#### EXCERPT TO READ ####

Wayve: Urban Driving with End-to-End Deep Learning


Short demo with no narration:

Various clips with narration:

Blog post:



As I understand it:

End-to-end: Camera pixels go into a neural network, then steering, accelerator, and brake commands come out. The network learns to produce the actuator commands directly from the camera pixels.

Mid-to-mid: Camera pixels go into a perception neural network trained on large datasets of labelled images. A “mid-level representation” comes out. It goes into a second neural network, and that second network produces steering, accelerator, brake commands.

In either case, the neural network that produces the actuator commands is trained with imitation learning and/or reinforcement learning.

The pros of end-to-end: 1) allows training of a neural network on an unlimited amount of driving data with no human labelling or other bottlenecks and 2) allows the neural network to learn representations from pixels, rather than outputting representations (like 3D bounding boxes around vehicles) that are hand crafted by humans.

The con: since perception errors and driving errors aren’t corrected independently, the amount of training data needed to correct both kinds of errors is combinatorially larger than the amount needed to train both independently.

The pro of mid-to-mid: perception and driving are trained independently, allowing for errors to be corrected independently.

The cons: 1) requires massive labelling of images to train perception and 2) relies on hand crafted representations that may perform worse than learned representations due to the fallibility of human understanding and/or the differences between human cognition and neural network cognition.

But what I’ve just said might be an oversimplification. In another thread, @jimmy_d gave this explanation:

I am trying to wrap my head around this. Does this mean the driving network, or the driving part of a monolithic network, can take as its input both hand-crafted representations and learned representations?


Tesla AI and behaviour cloning: what’s really happening?
Tesla from an Investor Perspective

I guess a third option would be to do unsupervised learning of representations. DeepMind recently showed this working on StarCraft:

Unsupervised representation learning would decompose perception and action, while still allowing the neural networks to be trained on an unlimited amount of driving data with no need for human labelling.



My explanation was probably needlessly complicated. Let me try again:

There are a lot of different ways you can decompose the problem of driving. You can also choose not to decompose it. If you choose not to decompose it then you have a monolithic system. For a driving system that is an NN that would be a monolithic NN and would usually be sensors as inputs and actuators as outputs. To train such a network you need to supply examples of sensor / actuation examples. This works really well for demonstrations and is quite easy to do up to a level that shows some level of useful functionality. But this approach has numerous drawbacks. One is that it’s very data intensive for the level of functionality that it provides. Another is that it, by design, does not interface with other systems that would allow for regulation, inspection, and so forth. These limitations are a big enough problem that nobody is currently developing commercial products using this method.

####

## WHAT IS ASKED
A: Answer these questions from the forum thread comparing end-to-end and mid-to-mid driving, each in a few words:
(i) In the mid-to-mid approach, what comes out of the perception network?
(ii) On what did DeepMind show unsupervised representation learning working?
(iii) According to the last reply, who is currently developing commercial products with a monolithic network?
B: Continue the forum thread on end-to-end versus mid-to-mid driving from its last sentence.

#### RECORDED DATA ####

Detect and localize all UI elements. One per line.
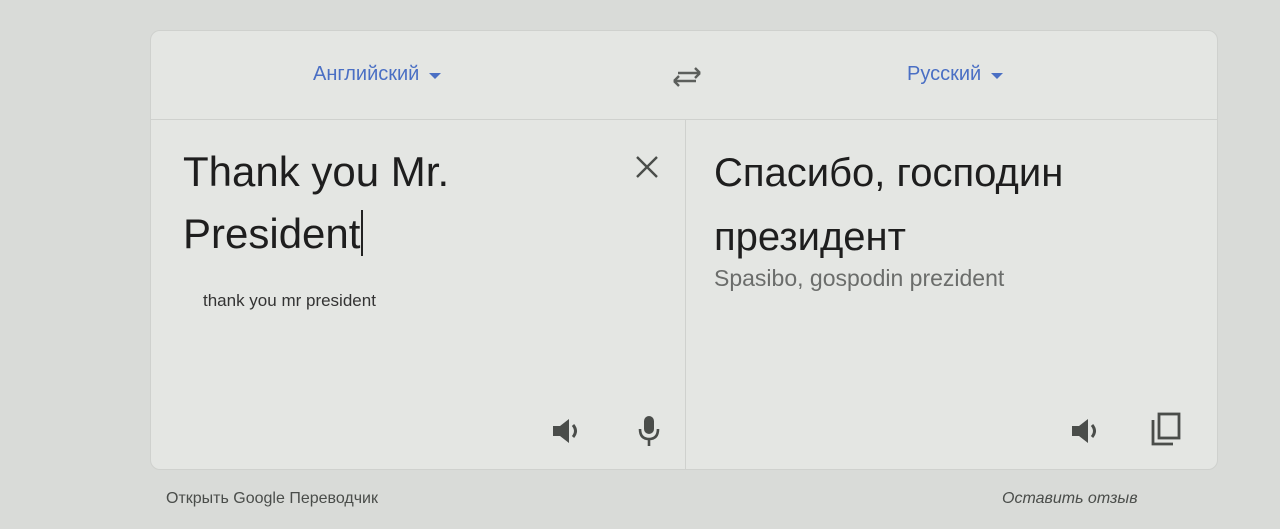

####

## TASK RESULTS
A:
(i) A "mid-level representation."
(ii) StarCraft.
(iii) Nobody.

B:
If you decompose the problem into multiple blocks you can often get better results on each block than a monolithic system. This requires that you do a good job of defining the blocks and their interfaces, which is not a trivial problem but it has been studied in depth and is relatively well understood for some arrangements. Some blocks might be best done by NNs and other blocks by other techniques. Today this is the most common approach for developing commercial products. The main reason that this approach is taken today is that it allows for better block performance given appropriate labor and capital. Organizations that take this approach are making the decision to invest additional resources to get better performance sooner.

As the underlying NN technology improves, more data becomes available, and more computational resources become available any given level of performance can be achieved with less labor and capital using few, bigger blocks. There’s a good chance that this ultimately leads to systems that have very few blocks, maybe only one, and which are trained in a fairly simple and general way - though they may take immense computational resources and data. This also removes the inherent performance limitations that block interfaces impose on the performance of the final system by allowing the training process to define whatever internal interfaces, representations, and restrictions result in the best performance on the objective function.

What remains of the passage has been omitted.